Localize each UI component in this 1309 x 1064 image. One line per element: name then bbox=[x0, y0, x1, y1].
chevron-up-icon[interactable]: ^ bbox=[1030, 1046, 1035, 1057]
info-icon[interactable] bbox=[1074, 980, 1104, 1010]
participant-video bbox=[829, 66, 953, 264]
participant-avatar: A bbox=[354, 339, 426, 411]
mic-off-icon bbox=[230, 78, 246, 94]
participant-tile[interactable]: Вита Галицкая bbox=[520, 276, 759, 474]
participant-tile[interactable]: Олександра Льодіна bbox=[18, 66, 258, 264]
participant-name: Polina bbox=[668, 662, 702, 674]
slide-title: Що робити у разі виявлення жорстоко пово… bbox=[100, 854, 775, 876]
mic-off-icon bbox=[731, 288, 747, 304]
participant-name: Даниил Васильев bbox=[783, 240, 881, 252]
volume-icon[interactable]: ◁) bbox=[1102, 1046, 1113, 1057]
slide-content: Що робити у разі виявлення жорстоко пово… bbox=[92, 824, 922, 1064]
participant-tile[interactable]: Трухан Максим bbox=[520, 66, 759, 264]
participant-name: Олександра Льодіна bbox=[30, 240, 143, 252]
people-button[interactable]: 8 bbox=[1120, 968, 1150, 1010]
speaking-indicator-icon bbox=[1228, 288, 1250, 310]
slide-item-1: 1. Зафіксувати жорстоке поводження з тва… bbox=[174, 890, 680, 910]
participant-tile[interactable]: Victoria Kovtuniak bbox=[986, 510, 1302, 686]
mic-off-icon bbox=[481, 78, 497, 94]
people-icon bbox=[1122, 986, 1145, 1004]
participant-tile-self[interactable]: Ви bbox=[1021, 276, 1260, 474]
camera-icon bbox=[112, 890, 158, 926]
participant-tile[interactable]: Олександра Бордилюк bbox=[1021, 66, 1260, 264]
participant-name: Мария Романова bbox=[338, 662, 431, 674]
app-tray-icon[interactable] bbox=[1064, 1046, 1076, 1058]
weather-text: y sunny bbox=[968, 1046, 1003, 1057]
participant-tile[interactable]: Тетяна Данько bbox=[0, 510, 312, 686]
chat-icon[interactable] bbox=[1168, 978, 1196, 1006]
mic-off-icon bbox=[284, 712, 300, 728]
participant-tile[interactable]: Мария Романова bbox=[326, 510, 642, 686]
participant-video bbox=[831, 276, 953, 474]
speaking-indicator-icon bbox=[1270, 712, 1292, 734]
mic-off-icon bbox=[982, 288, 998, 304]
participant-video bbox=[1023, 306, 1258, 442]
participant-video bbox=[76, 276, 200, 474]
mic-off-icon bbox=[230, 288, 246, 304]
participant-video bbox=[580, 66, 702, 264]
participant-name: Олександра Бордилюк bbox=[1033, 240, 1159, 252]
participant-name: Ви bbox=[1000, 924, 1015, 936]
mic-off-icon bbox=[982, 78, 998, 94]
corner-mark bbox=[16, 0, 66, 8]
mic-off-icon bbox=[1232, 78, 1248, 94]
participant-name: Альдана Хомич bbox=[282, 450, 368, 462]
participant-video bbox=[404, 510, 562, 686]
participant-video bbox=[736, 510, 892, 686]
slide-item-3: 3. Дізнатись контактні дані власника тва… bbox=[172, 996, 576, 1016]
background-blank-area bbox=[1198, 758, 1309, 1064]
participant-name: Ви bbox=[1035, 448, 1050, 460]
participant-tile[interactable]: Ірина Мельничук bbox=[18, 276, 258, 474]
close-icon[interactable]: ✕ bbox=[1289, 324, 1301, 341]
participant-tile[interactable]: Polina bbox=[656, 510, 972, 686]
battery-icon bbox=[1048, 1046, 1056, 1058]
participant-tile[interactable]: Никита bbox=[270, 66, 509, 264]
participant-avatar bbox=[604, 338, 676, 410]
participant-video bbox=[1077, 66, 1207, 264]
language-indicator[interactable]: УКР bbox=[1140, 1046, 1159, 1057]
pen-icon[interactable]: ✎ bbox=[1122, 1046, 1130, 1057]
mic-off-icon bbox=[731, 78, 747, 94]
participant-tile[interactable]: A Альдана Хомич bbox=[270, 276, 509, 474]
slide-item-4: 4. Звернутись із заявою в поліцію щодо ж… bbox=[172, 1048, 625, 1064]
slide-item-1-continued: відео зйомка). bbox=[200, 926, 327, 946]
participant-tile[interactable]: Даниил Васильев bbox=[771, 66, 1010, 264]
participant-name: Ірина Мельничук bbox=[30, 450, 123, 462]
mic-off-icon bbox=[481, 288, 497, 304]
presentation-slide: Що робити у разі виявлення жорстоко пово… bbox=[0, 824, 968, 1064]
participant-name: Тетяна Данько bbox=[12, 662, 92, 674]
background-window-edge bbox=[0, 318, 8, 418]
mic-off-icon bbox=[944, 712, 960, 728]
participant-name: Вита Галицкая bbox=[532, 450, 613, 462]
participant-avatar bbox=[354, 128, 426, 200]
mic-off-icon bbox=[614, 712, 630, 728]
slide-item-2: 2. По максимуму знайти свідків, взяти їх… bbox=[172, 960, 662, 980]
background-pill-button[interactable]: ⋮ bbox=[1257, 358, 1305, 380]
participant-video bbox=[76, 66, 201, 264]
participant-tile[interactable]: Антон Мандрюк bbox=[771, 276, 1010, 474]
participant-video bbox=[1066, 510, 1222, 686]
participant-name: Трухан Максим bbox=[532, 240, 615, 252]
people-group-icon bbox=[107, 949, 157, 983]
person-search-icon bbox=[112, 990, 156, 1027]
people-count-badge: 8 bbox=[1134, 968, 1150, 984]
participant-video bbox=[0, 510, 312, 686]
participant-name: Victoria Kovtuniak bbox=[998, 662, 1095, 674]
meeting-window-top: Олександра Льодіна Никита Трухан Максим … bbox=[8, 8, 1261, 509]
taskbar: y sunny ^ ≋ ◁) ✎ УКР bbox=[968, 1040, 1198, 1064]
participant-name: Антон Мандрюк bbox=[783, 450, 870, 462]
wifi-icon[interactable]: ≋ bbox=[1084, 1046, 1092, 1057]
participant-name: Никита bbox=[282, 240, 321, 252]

==================================================

- _The task_: Swap every "mic-off-icon" in the records for "muted-mic-icon", and write the lines out again with nothing else changed.

- _Result of the exercise_:
Localize each UI component in this 1309 x 1064 image. One line per element: name then bbox=[x0, y0, x1, y1].
chevron-up-icon[interactable]: ^ bbox=[1030, 1046, 1035, 1057]
info-icon[interactable] bbox=[1074, 980, 1104, 1010]
participant-video bbox=[829, 66, 953, 264]
participant-avatar: A bbox=[354, 339, 426, 411]
muted-mic-icon bbox=[230, 78, 246, 94]
participant-tile[interactable]: Вита Галицкая bbox=[520, 276, 759, 474]
participant-tile[interactable]: Олександра Льодіна bbox=[18, 66, 258, 264]
participant-name: Polina bbox=[668, 662, 702, 674]
slide-title: Що робити у разі виявлення жорстоко пово… bbox=[100, 854, 775, 876]
muted-mic-icon bbox=[731, 288, 747, 304]
participant-name: Даниил Васильев bbox=[783, 240, 881, 252]
volume-icon[interactable]: ◁) bbox=[1102, 1046, 1113, 1057]
slide-content: Що робити у разі виявлення жорстоко пово… bbox=[92, 824, 922, 1064]
participant-tile[interactable]: Трухан Максим bbox=[520, 66, 759, 264]
participant-name: Олександра Льодіна bbox=[30, 240, 143, 252]
people-button[interactable]: 8 bbox=[1120, 968, 1150, 1010]
speaking-indicator-icon bbox=[1228, 288, 1250, 310]
slide-item-1: 1. Зафіксувати жорстоке поводження з тва… bbox=[174, 890, 680, 910]
participant-tile[interactable]: Victoria Kovtuniak bbox=[986, 510, 1302, 686]
muted-mic-icon bbox=[481, 78, 497, 94]
people-icon bbox=[1122, 986, 1145, 1004]
participant-tile-self[interactable]: Ви bbox=[1021, 276, 1260, 474]
camera-icon bbox=[112, 890, 158, 926]
participant-tile[interactable]: Олександра Бордилюк bbox=[1021, 66, 1260, 264]
participant-name: Мария Романова bbox=[338, 662, 431, 674]
app-tray-icon[interactable] bbox=[1064, 1046, 1076, 1058]
weather-text: y sunny bbox=[968, 1046, 1003, 1057]
participant-tile[interactable]: Тетяна Данько bbox=[0, 510, 312, 686]
chat-icon[interactable] bbox=[1168, 978, 1196, 1006]
muted-mic-icon bbox=[284, 712, 300, 728]
participant-tile[interactable]: Мария Романова bbox=[326, 510, 642, 686]
participant-video bbox=[831, 276, 953, 474]
speaking-indicator-icon bbox=[1270, 712, 1292, 734]
muted-mic-icon bbox=[982, 288, 998, 304]
participant-video bbox=[1023, 306, 1258, 442]
participant-video bbox=[76, 276, 200, 474]
muted-mic-icon bbox=[230, 288, 246, 304]
participant-video bbox=[580, 66, 702, 264]
participant-name: Олександра Бордилюк bbox=[1033, 240, 1159, 252]
participant-name: Ви bbox=[1000, 924, 1015, 936]
muted-mic-icon bbox=[982, 78, 998, 94]
corner-mark bbox=[16, 0, 66, 8]
muted-mic-icon bbox=[1232, 78, 1248, 94]
participant-name: Альдана Хомич bbox=[282, 450, 368, 462]
participant-video bbox=[404, 510, 562, 686]
participant-video bbox=[736, 510, 892, 686]
slide-item-3: 3. Дізнатись контактні дані власника тва… bbox=[172, 996, 576, 1016]
background-blank-area bbox=[1198, 758, 1309, 1064]
participant-name: Ви bbox=[1035, 448, 1050, 460]
participant-tile[interactable]: Ірина Мельничук bbox=[18, 276, 258, 474]
close-icon[interactable]: ✕ bbox=[1289, 324, 1301, 341]
participant-tile[interactable]: Polina bbox=[656, 510, 972, 686]
battery-icon bbox=[1048, 1046, 1056, 1058]
participant-tile[interactable]: Никита bbox=[270, 66, 509, 264]
participant-avatar bbox=[604, 338, 676, 410]
participant-video bbox=[1077, 66, 1207, 264]
language-indicator[interactable]: УКР bbox=[1140, 1046, 1159, 1057]
pen-icon[interactable]: ✎ bbox=[1122, 1046, 1130, 1057]
muted-mic-icon bbox=[731, 78, 747, 94]
participant-tile[interactable]: A Альдана Хомич bbox=[270, 276, 509, 474]
slide-item-4: 4. Звернутись із заявою в поліцію щодо ж… bbox=[172, 1048, 625, 1064]
slide-item-1-continued: відео зйомка). bbox=[200, 926, 327, 946]
participant-tile[interactable]: Даниил Васильев bbox=[771, 66, 1010, 264]
participant-name: Ірина Мельничук bbox=[30, 450, 123, 462]
muted-mic-icon bbox=[481, 288, 497, 304]
presentation-slide: Що робити у разі виявлення жорстоко пово… bbox=[0, 824, 968, 1064]
participant-name: Тетяна Данько bbox=[12, 662, 92, 674]
background-window-edge bbox=[0, 318, 8, 418]
muted-mic-icon bbox=[944, 712, 960, 728]
participant-name: Вита Галицкая bbox=[532, 450, 613, 462]
participant-avatar bbox=[354, 128, 426, 200]
muted-mic-icon bbox=[614, 712, 630, 728]
slide-item-2: 2. По максимуму знайти свідків, взяти їх… bbox=[172, 960, 662, 980]
background-pill-button[interactable]: ⋮ bbox=[1257, 358, 1305, 380]
participant-video bbox=[76, 66, 201, 264]
participant-tile[interactable]: Антон Мандрюк bbox=[771, 276, 1010, 474]
participant-video bbox=[1066, 510, 1222, 686]
participant-name: Трухан Максим bbox=[532, 240, 615, 252]
people-group-icon bbox=[107, 949, 157, 983]
person-search-icon bbox=[112, 990, 156, 1027]
people-count-badge: 8 bbox=[1134, 968, 1150, 984]
participant-video bbox=[0, 510, 312, 686]
participant-name: Victoria Kovtuniak bbox=[998, 662, 1095, 674]
meeting-window-top: Олександра Льодіна Никита Трухан Максим … bbox=[8, 8, 1261, 509]
taskbar: y sunny ^ ≋ ◁) ✎ УКР bbox=[968, 1040, 1198, 1064]
participant-name: Антон Мандрюк bbox=[783, 450, 870, 462]
wifi-icon[interactable]: ≋ bbox=[1084, 1046, 1092, 1057]
participant-name: Никита bbox=[282, 240, 321, 252]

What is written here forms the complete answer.